● Given data
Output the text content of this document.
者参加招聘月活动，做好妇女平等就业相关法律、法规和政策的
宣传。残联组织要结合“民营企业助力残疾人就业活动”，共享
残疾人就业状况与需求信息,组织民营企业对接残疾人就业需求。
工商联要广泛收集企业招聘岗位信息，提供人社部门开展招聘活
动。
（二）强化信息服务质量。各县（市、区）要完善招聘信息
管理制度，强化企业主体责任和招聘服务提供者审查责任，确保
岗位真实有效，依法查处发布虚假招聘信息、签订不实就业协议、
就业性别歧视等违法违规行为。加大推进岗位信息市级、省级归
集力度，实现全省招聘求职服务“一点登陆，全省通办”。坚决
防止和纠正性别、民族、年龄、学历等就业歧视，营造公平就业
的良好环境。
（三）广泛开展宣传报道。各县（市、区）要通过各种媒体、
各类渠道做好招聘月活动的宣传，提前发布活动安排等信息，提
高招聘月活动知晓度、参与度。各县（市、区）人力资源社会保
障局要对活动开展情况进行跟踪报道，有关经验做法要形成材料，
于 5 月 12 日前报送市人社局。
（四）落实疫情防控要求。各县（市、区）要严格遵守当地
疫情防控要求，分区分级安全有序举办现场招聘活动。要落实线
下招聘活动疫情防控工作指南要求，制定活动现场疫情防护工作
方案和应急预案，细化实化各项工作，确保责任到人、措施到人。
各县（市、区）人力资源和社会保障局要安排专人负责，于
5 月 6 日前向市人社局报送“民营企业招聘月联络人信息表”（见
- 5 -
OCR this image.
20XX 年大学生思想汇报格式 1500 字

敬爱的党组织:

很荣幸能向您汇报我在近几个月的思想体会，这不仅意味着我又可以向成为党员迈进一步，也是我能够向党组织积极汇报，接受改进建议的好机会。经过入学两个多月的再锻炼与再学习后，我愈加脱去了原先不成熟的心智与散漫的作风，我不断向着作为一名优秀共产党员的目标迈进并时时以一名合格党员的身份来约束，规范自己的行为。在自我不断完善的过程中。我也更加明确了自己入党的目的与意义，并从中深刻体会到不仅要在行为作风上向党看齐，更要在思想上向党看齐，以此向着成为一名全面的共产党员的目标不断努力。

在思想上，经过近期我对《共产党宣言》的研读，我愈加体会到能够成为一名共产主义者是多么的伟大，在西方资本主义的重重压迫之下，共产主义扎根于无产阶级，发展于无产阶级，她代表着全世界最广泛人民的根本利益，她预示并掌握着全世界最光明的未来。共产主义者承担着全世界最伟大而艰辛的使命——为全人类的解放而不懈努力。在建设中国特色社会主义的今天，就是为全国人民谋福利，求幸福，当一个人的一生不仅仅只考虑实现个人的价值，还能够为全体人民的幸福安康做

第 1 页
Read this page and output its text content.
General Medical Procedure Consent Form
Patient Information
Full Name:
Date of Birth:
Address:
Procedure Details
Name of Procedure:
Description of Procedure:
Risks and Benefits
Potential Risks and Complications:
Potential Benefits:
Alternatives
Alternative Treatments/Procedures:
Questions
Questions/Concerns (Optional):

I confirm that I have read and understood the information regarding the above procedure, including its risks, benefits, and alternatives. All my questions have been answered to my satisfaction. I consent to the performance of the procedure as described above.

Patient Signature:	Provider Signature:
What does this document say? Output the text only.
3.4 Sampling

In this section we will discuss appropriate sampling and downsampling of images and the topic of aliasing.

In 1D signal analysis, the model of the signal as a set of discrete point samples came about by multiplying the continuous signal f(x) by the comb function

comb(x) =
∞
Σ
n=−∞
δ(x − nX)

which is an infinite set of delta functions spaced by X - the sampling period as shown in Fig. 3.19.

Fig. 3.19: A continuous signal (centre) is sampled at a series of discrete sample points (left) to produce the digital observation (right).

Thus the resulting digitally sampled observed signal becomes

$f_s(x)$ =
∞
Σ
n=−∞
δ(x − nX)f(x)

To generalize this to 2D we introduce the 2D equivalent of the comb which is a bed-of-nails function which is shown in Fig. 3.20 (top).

● Challenge
Print the whole listing exactly as it is.

● Exercise result
Output the text content of this document.
者参加招聘月活动，做好妇女平等就业相关法律、法规和政策的
宣传。残联组织要结合“民营企业助力残疾人就业活动”，共享
残疾人就业状况与需求信息,组织民营企业对接残疾人就业需求。
工商联要广泛收集企业招聘岗位信息，提供人社部门开展招聘活
动。
（二）强化信息服务质量。各县（市、区）要完善招聘信息
管理制度，强化企业主体责任和招聘服务提供者审查责任，确保
岗位真实有效，依法查处发布虚假招聘信息、签订不实就业协议、
就业性别歧视等违法违规行为。加大推进岗位信息市级、省级归
集力度，实现全省招聘求职服务“一点登陆，全省通办”。坚决
防止和纠正性别、民族、年龄、学历等就业歧视，营造公平就业
的良好环境。
（三）广泛开展宣传报道。各县（市、区）要通过各种媒体、
各类渠道做好招聘月活动的宣传，提前发布活动安排等信息，提
高招聘月活动知晓度、参与度。各县（市、区）人力资源社会保
障局要对活动开展情况进行跟踪报道，有关经验做法要形成材料，
于 5 月 12 日前报送市人社局。
（四）落实疫情防控要求。各县（市、区）要严格遵守当地
疫情防控要求，分区分级安全有序举办现场招聘活动。要落实线
下招聘活动疫情防控工作指南要求，制定活动现场疫情防护工作
方案和应急预案，细化实化各项工作，确保责任到人、措施到人。
各县（市、区）人力资源和社会保障局要安排专人负责，于
5 月 6 日前向市人社局报送“民营企业招聘月联络人信息表”（见
- 5 -
OCR this image.
20XX 年大学生思想汇报格式 1500 字

敬爱的党组织:

很荣幸能向您汇报我在近几个月的思想体会，这不仅意味着我又可以向成为党员迈进一步，也是我能够向党组织积极汇报，接受改进建议的好机会。经过入学两个多月的再锻炼与再学习后，我愈加脱去了原先不成熟的心智与散漫的作风，我不断向着作为一名优秀共产党员的目标迈进并时时以一名合格党员的身份来约束，规范自己的行为。在自我不断完善的过程中。我也更加明确了自己入党的目的与意义，并从中深刻体会到不仅要在行为作风上向党看齐，更要在思想上向党看齐，以此向着成为一名全面的共产党员的目标不断努力。

在思想上，经过近期我对《共产党宣言》的研读，我愈加体会到能够成为一名共产主义者是多么的伟大，在西方资本主义的重重压迫之下，共产主义扎根于无产阶级，发展于无产阶级，她代表着全世界最广泛人民的根本利益，她预示并掌握着全世界最光明的未来。共产主义者承担着全世界最伟大而艰辛的使命——为全人类的解放而不懈努力。在建设中国特色社会主义的今天，就是为全国人民谋福利，求幸福，当一个人的一生不仅仅只考虑实现个人的价值，还能够为全体人民的幸福安康做

第 1 页
Read this page and output its text content.
General Medical Procedure Consent Form
Patient Information
Full Name:
Date of Birth:
Address:
Procedure Details
Name of Procedure:
Description of Procedure:
Risks and Benefits
Potential Risks and Complications:
Potential Benefits:
Alternatives
Alternative Treatments/Procedures:
Questions
Questions/Concerns (Optional):

I confirm that I have read and understood the information regarding the above procedure, including its risks, benefits, and alternatives. All my questions have been answered to my satisfaction. I consent to the performance of the procedure as described above.

Patient Signature:	Provider Signature:
What does this document say? Output the text only.
3.4 Sampling

In this section we will discuss appropriate sampling and downsampling of images and the topic of aliasing.

In 1D signal analysis, the model of the signal as a set of discrete point samples came about by multiplying the continuous signal f(x) by the comb function

comb(x) =
∞
Σ
n=−∞
δ(x − nX)

which is an infinite set of delta functions spaced by X - the sampling period as shown in Fig. 3.19.

Fig. 3.19: A continuous signal (centre) is sampled at a series of discrete sample points (left) to produce the digital observation (right).

Thus the resulting digitally sampled observed signal becomes

$f_s(x)$ =
∞
Σ
n=−∞
δ(x − nX)f(x)

To generalize this to 2D we introduce the 2D equivalent of the comb which is a bed-of-nails function which is shown in Fig. 3.20 (top).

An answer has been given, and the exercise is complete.